= Consigne =
Reproduisez à l'identique le passage de l'extrait sur le projet « ciné-lycée », de « Nicolas Sarkozy a » à « plus violemment auteuriste. ».

= Extrait source =
Nicolas Sarkozy a présenté mardi à Savigny-sur-Orge son projet de plateforme web « ciné-lycée » qui mettra gratuitement à disposition des élèves plusieurs dizaines de classiques du cinéma. Là-bas, notre hyper-président a jeté son dévolu sur un malheureux lycéen à barbichette pour échanger quelques vues profondes sur le cinéma mondial dans ce qu’il a de plus violemment auteuriste.

On apprend ainsi que le cinéma italien est un « super cinéma », liste de chefs-d’oeuvre à la clef : « Ecoute ! Rocco et ses frères, la Strada, le Jardin des Finzi Contini, Voyage à Rome... » (allusion probable au Voyage en Italie de Roberto Rosselini ; peut-être confondu avec Rome ville ouverte du même).

= Données =
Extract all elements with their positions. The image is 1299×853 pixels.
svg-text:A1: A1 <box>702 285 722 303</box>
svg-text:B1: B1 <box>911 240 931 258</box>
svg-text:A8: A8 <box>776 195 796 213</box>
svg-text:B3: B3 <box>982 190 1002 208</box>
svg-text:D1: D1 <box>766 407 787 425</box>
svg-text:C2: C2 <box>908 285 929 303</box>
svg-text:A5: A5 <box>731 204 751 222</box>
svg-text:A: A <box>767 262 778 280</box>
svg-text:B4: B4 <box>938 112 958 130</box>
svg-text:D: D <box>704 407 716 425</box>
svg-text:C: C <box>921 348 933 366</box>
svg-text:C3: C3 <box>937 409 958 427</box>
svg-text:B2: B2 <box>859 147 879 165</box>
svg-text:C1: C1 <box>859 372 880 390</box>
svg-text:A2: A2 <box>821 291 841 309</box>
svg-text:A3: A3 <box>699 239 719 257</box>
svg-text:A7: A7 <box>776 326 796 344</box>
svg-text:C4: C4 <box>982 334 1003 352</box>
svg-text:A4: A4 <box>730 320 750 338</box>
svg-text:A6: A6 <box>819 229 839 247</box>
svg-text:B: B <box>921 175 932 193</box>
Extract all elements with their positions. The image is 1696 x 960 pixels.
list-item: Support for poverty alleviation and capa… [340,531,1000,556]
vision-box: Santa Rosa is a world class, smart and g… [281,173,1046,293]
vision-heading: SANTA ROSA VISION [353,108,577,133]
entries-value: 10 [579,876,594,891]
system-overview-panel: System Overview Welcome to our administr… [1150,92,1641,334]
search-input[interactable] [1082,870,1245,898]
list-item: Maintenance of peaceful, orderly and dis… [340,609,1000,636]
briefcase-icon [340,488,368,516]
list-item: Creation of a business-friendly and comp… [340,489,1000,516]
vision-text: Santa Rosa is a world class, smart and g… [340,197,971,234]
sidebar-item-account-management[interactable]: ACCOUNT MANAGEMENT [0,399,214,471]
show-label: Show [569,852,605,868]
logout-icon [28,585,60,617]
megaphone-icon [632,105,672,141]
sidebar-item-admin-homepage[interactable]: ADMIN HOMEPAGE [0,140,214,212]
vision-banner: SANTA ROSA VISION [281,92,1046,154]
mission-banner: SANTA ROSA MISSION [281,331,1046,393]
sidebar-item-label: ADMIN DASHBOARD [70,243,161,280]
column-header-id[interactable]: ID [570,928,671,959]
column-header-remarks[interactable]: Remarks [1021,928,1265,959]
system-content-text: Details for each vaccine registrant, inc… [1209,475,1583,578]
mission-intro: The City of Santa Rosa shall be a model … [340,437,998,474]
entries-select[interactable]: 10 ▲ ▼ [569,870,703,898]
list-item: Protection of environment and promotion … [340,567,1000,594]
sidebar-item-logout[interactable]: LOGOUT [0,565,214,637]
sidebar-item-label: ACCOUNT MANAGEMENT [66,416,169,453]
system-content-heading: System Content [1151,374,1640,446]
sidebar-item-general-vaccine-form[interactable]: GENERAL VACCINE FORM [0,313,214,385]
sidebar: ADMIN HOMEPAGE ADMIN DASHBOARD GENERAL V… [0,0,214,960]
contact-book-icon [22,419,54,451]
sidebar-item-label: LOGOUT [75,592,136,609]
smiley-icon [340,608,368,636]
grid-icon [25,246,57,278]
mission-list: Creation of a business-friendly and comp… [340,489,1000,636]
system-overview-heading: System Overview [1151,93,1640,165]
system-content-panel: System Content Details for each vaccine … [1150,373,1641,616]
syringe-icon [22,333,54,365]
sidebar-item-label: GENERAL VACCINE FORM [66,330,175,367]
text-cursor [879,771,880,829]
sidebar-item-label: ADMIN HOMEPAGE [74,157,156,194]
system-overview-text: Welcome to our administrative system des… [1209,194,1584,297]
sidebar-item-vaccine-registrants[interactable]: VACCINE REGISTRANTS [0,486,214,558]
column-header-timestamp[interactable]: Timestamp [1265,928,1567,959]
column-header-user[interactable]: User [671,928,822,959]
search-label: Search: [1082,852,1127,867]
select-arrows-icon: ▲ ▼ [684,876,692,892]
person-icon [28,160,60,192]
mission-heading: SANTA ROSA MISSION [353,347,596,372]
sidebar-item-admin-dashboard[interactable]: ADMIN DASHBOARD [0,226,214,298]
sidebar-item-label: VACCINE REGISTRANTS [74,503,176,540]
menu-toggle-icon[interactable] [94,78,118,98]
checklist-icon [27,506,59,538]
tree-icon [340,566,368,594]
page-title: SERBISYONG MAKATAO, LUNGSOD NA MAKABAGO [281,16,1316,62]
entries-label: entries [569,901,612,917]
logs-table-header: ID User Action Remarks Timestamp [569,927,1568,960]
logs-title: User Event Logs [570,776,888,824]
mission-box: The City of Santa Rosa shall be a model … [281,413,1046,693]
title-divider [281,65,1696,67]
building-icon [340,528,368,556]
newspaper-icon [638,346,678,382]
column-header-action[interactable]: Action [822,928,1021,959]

= Résultat =
Nicolas Sarkozy a présenté mardi à Savigny-sur-Orge son projet de plateforme web « ciné-lycée » qui mettra gratuitement à disposition des élèves plusieurs dizaines de classiques du cinéma. Là-bas, notre hyper-président a jeté son dévolu sur un malheureux lycéen à barbichette pour échanger quelques vues profondes sur le cinéma mondial dans ce qu’il a de plus violemment auteuriste.